Page transcription entries:
BEGIN

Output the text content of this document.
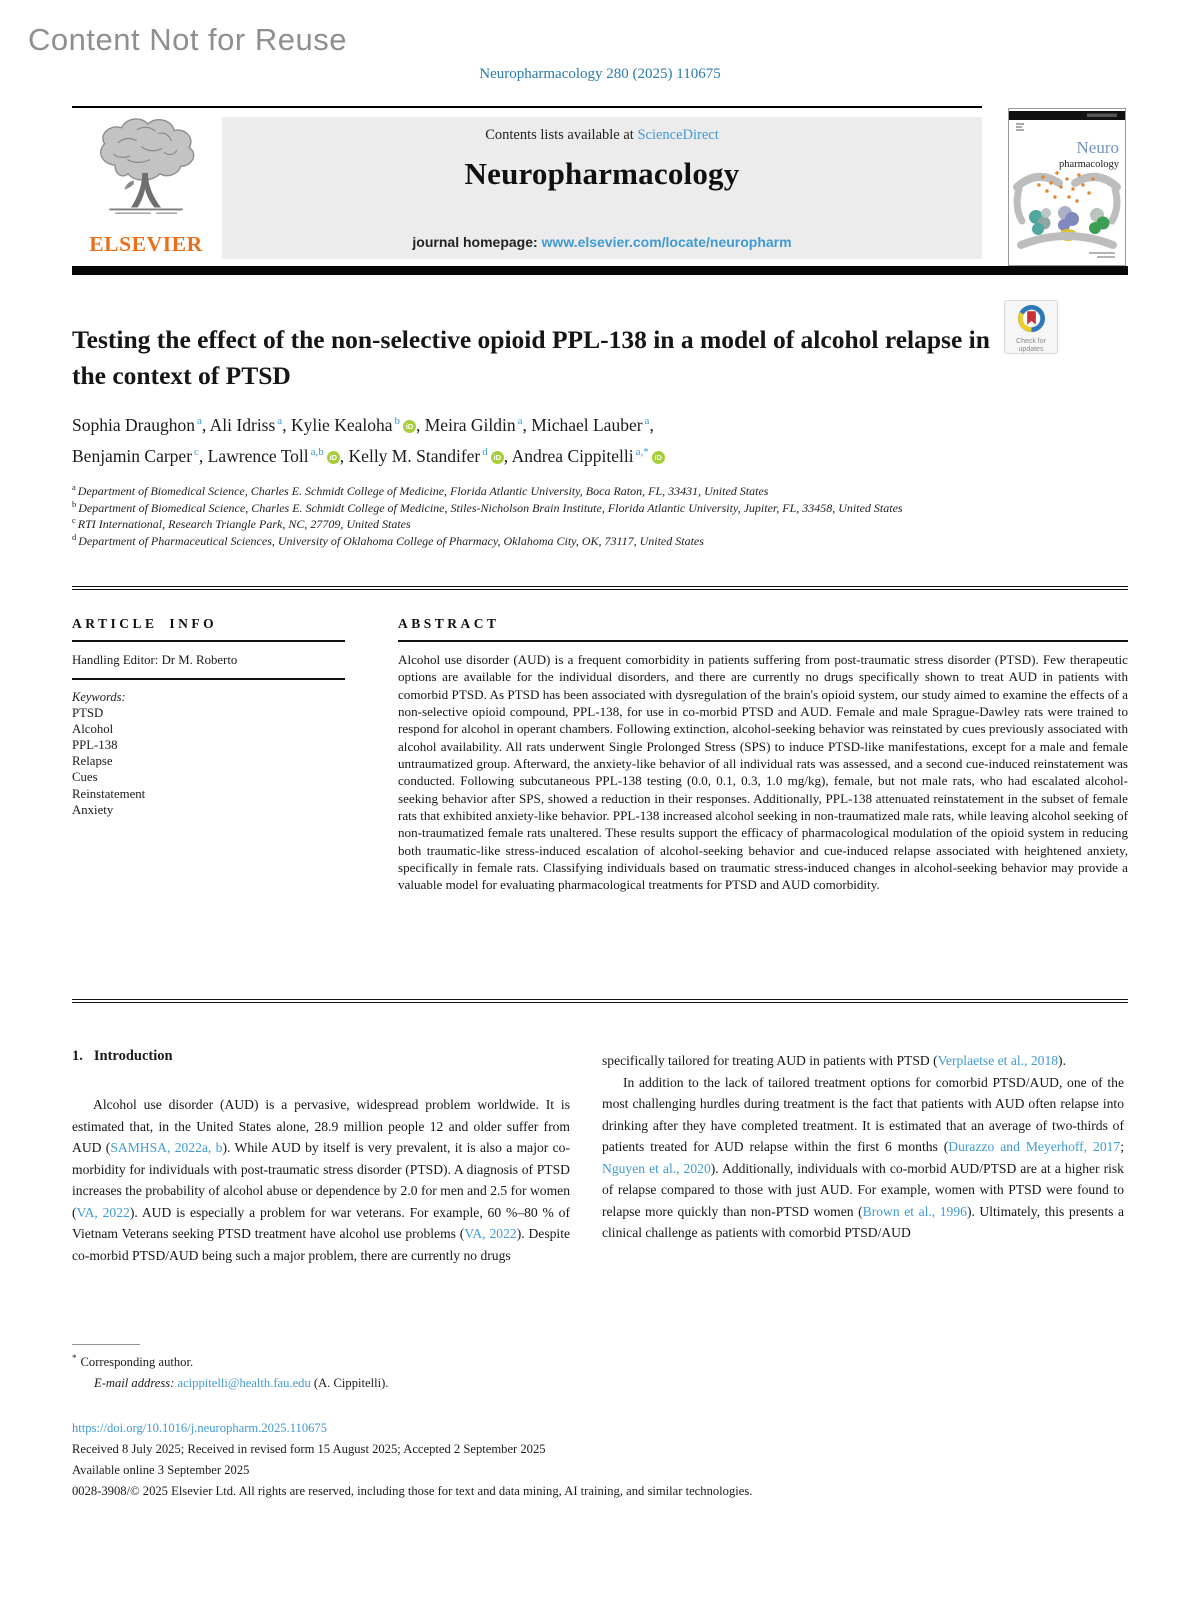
Content Not for Reuse
Neuropharmacology 280 (2025) 110675
ELSEVIER
Contents lists available at ScienceDirect
Neuropharmacology
journal homepage: www.elsevier.com/locate/neuropharm
Neuro
pharmacology
Check for
updates
Testing the effect of the non-selective opioid PPL-138 in a model of alcohol relapse in the context of PTSD

Sophia Draughon $^a$, Ali Idriss $^a$, Kylie Kealoha $^b$ iD , Meira Gildin $^a$, Michael Lauber $^a$,
Benjamin Carper $^c$, Lawrence Toll $^{a,b}$ iD , Kelly M. Standifer $^d$ iD , Andrea Cippitelli $^{a,*}$ iD

$^a$ Department of Biomedical Science, Charles E. Schmidt College of Medicine, Florida Atlantic University, Boca Raton, FL, 33431, United States
$^b$ Department of Biomedical Science, Charles E. Schmidt College of Medicine, Stiles-Nicholson Brain Institute, Florida Atlantic University, Jupiter, FL, 33458, United States
$^c$ RTI International, Research Triangle Park, NC, 27709, United States
$^d$ Department of Pharmaceutical Sciences, University of Oklahoma College of Pharmacy, Oklahoma City, OK, 73117, United States
ARTICLE INFO

Handling Editor: Dr M. Roberto

Keywords:

PTSD
Alcohol
PPL-138
Relapse
Cues
Reinstatement
Anxiety
ABSTRACT

Alcohol use disorder (AUD) is a frequent comorbidity in patients suffering from post-traumatic stress disorder (PTSD). Few therapeutic options are available for the individual disorders, and there are currently no drugs specifically shown to treat AUD in patients with comorbid PTSD. As PTSD has been associated with dysregulation of the brain's opioid system, our study aimed to examine the effects of a non-selective opioid compound, PPL-138, for use in co-morbid PTSD and AUD. Female and male Sprague-Dawley rats were trained to respond for alcohol in operant chambers. Following extinction, alcohol-seeking behavior was reinstated by cues previously associated with alcohol availability. All rats underwent Single Prolonged Stress (SPS) to induce PTSD-like manifestations, except for a male and female untraumatized group. Afterward, the anxiety-like behavior of all individual rats was assessed, and a second cue-induced reinstatement was conducted. Following subcutaneous PPL-138 testing (0.0, 0.1, 0.3, 1.0 mg/kg), female, but not male rats, who had escalated alcohol-seeking behavior after SPS, showed a reduction in their responses. Additionally, PPL-138 attenuated reinstatement in the subset of female rats that exhibited anxiety-like behavior. PPL-138 increased alcohol seeking in non-traumatized male rats, while leaving alcohol seeking of non-traumatized female rats unaltered. These results support the efficacy of pharmacological modulation of the opioid system in reducing both traumatic-like stress-induced escalation of alcohol-seeking behavior and cue-induced relapse associated with heightened anxiety, specifically in female rats. Classifying individuals based on traumatic stress-induced changes in alcohol-seeking behavior may provide a valuable model for evaluating pharmacological treatments for PTSD and AUD comorbidity.

1. Introduction

Alcohol use disorder (AUD) is a pervasive, widespread problem worldwide. It is estimated that, in the United States alone, 28.9 million people 12 and older suffer from AUD (SAMHSA, 2022a, b). While AUD by itself is very prevalent, it is also a major co-morbidity for individuals with post-traumatic stress disorder (PTSD). A diagnosis of PTSD increases the probability of alcohol abuse or dependence by 2.0 for men and 2.5 for women (VA, 2022). AUD is especially a problem for war veterans. For example, 60 %–80 % of Vietnam Veterans seeking PTSD treatment have alcohol use problems (VA, 2022). Despite co-morbid PTSD/AUD being such a major problem, there are currently no drugs

specifically tailored for treating AUD in patients with PTSD (Verplaetse et al., 2018).

In addition to the lack of tailored treatment options for comorbid PTSD/AUD, one of the most challenging hurdles during treatment is the fact that patients with AUD often relapse into drinking after they have completed treatment. It is estimated that an average of two-thirds of patients treated for AUD relapse within the first 6 months (Durazzo and Meyerhoff, 2017; Nguyen et al., 2020). Additionally, individuals with co-morbid AUD/PTSD are at a higher risk of relapse compared to those with just AUD. For example, women with PTSD were found to relapse more quickly than non-PTSD women (Brown et al., 1996). Ultimately, this presents a clinical challenge as patients with comorbid PTSD/AUD

* Corresponding author.

E-mail address: acippitelli@health.fau.edu (A. Cippitelli).

https://doi.org/10.1016/j.neuropharm.2025.110675

Received 8 July 2025; Received in revised form 15 August 2025; Accepted 2 September 2025

Available online 3 September 2025

0028-3908/© 2025 Elsevier Ltd. All rights are reserved, including those for text and data mining, AI training, and similar technologies.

END

**TASK ITEM**
Take every line above carrying "Atlantic" and return it.

**OUTPUT**
$^a$ Department of Biomedical Science, Charles E. Schmidt College of Medicine, Florida Atlantic University, Boca Raton, FL, 33431, United States
$^b$ Department of Biomedical Science, Charles E. Schmidt College of Medicine, Stiles-Nicholson Brain Institute, Florida Atlantic University, Jupiter, FL, 33458, United States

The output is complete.